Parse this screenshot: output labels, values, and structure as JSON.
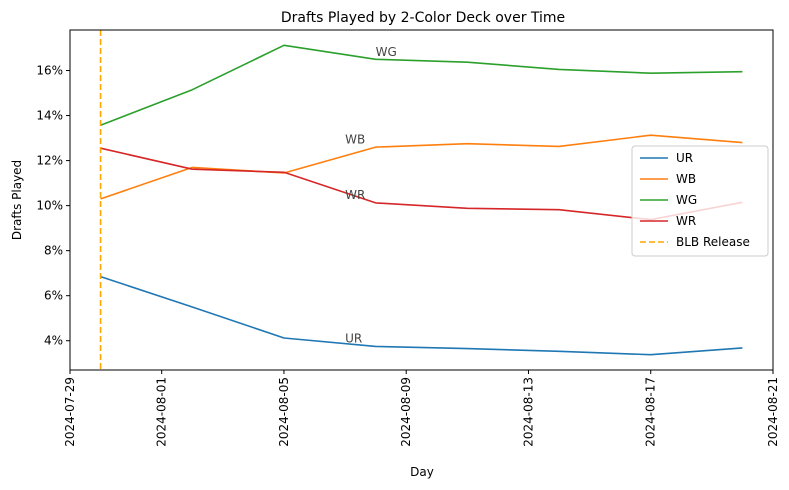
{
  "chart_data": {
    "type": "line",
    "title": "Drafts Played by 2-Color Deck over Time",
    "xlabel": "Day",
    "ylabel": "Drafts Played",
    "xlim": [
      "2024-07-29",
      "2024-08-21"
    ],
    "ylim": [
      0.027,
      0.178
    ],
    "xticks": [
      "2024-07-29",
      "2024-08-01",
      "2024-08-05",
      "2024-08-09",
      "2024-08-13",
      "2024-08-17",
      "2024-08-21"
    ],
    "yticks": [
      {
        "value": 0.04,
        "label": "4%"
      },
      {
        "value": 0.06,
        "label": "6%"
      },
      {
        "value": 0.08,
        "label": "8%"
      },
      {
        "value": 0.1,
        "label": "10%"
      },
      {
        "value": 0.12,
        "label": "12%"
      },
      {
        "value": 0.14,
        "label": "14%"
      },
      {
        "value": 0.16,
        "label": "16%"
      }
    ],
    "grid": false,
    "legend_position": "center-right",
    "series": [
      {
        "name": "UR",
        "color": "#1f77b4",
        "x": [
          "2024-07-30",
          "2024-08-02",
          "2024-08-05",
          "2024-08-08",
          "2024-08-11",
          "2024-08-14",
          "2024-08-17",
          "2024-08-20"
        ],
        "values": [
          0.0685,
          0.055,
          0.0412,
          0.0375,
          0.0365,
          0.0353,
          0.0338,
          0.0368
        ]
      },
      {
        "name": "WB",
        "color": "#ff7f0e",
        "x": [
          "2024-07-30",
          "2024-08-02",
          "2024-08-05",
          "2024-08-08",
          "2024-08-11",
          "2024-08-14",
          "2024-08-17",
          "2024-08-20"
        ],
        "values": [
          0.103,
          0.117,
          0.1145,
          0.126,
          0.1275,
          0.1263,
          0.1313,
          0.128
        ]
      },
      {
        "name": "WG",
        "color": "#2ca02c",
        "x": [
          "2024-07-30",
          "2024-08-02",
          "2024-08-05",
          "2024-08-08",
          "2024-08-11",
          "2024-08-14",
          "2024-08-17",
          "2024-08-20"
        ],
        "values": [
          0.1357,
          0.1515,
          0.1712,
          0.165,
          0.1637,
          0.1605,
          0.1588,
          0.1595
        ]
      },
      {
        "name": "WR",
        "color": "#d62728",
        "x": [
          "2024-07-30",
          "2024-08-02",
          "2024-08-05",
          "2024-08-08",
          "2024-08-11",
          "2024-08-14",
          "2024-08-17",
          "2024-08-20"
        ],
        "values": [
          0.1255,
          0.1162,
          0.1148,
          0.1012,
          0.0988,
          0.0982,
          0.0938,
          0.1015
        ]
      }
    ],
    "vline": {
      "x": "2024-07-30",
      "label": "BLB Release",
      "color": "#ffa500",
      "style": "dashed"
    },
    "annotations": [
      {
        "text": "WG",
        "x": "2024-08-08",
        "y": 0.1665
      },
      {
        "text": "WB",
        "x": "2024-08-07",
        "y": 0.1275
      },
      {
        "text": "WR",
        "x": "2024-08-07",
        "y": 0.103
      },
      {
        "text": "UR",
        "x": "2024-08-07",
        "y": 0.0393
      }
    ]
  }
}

**What you have to do**.
Restate each entry word for word, leaving out any pictures.

**Result of the task**.
Parse this screenshot: output labels, values, and structure as JSON.
{
  "chart_data": {
    "type": "line",
    "title": "Drafts Played by 2-Color Deck over Time",
    "xlabel": "Day",
    "ylabel": "Drafts Played",
    "xlim": [
      "2024-07-29",
      "2024-08-21"
    ],
    "ylim": [
      0.027,
      0.178
    ],
    "xticks": [
      "2024-07-29",
      "2024-08-01",
      "2024-08-05",
      "2024-08-09",
      "2024-08-13",
      "2024-08-17",
      "2024-08-21"
    ],
    "yticks": [
      {
        "value": 0.04,
        "label": "4%"
      },
      {
        "value": 0.06,
        "label": "6%"
      },
      {
        "value": 0.08,
        "label": "8%"
      },
      {
        "value": 0.1,
        "label": "10%"
      },
      {
        "value": 0.12,
        "label": "12%"
      },
      {
        "value": 0.14,
        "label": "14%"
      },
      {
        "value": 0.16,
        "label": "16%"
      }
    ],
    "grid": false,
    "legend_position": "center-right",
    "series": [
      {
        "name": "UR",
        "color": "#1f77b4",
        "x": [
          "2024-07-30",
          "2024-08-02",
          "2024-08-05",
          "2024-08-08",
          "2024-08-11",
          "2024-08-14",
          "2024-08-17",
          "2024-08-20"
        ],
        "values": [
          0.0685,
          0.055,
          0.0412,
          0.0375,
          0.0365,
          0.0353,
          0.0338,
          0.0368
        ]
      },
      {
        "name": "WB",
        "color": "#ff7f0e",
        "x": [
          "2024-07-30",
          "2024-08-02",
          "2024-08-05",
          "2024-08-08",
          "2024-08-11",
          "2024-08-14",
          "2024-08-17",
          "2024-08-20"
        ],
        "values": [
          0.103,
          0.117,
          0.1145,
          0.126,
          0.1275,
          0.1263,
          0.1313,
          0.128
        ]
      },
      {
        "name": "WG",
        "color": "#2ca02c",
        "x": [
          "2024-07-30",
          "2024-08-02",
          "2024-08-05",
          "2024-08-08",
          "2024-08-11",
          "2024-08-14",
          "2024-08-17",
          "2024-08-20"
        ],
        "values": [
          0.1357,
          0.1515,
          0.1712,
          0.165,
          0.1637,
          0.1605,
          0.1588,
          0.1595
        ]
      },
      {
        "name": "WR",
        "color": "#d62728",
        "x": [
          "2024-07-30",
          "2024-08-02",
          "2024-08-05",
          "2024-08-08",
          "2024-08-11",
          "2024-08-14",
          "2024-08-17",
          "2024-08-20"
        ],
        "values": [
          0.1255,
          0.1162,
          0.1148,
          0.1012,
          0.0988,
          0.0982,
          0.0938,
          0.1015
        ]
      }
    ],
    "vline": {
      "x": "2024-07-30",
      "label": "BLB Release",
      "color": "#ffa500",
      "style": "dashed"
    },
    "annotations": [
      {
        "text": "WG",
        "x": "2024-08-08",
        "y": 0.1665
      },
      {
        "text": "WB",
        "x": "2024-08-07",
        "y": 0.1275
      },
      {
        "text": "WR",
        "x": "2024-08-07",
        "y": 0.103
      },
      {
        "text": "UR",
        "x": "2024-08-07",
        "y": 0.0393
      }
    ]
  }
}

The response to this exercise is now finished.